WHAT IS BEING ASKED: Gather all lines with "Results" from the records.

DATA TO USE:
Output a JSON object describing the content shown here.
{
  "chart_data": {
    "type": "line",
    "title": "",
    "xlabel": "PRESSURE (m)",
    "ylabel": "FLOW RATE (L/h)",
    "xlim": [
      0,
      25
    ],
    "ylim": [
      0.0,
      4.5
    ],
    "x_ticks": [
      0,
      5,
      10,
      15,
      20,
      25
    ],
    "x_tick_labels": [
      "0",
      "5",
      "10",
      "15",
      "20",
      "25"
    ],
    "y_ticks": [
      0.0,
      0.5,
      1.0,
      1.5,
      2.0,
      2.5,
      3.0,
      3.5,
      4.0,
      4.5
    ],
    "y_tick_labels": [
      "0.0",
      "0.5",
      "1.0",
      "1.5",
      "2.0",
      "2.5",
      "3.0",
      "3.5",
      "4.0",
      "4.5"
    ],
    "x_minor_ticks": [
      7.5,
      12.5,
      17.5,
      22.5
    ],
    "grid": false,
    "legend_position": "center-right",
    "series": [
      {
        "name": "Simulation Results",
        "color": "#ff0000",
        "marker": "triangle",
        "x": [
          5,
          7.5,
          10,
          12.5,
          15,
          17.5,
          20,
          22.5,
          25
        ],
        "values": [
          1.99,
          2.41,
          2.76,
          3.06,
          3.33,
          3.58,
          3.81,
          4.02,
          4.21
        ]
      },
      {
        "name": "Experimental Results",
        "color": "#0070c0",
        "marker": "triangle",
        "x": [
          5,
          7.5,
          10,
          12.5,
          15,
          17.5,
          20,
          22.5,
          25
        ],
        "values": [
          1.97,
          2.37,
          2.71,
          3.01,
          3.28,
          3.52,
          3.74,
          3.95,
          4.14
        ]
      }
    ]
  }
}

COMPLETED TASK:
        "name": "Simulation Results",
        "name": "Experimental Results",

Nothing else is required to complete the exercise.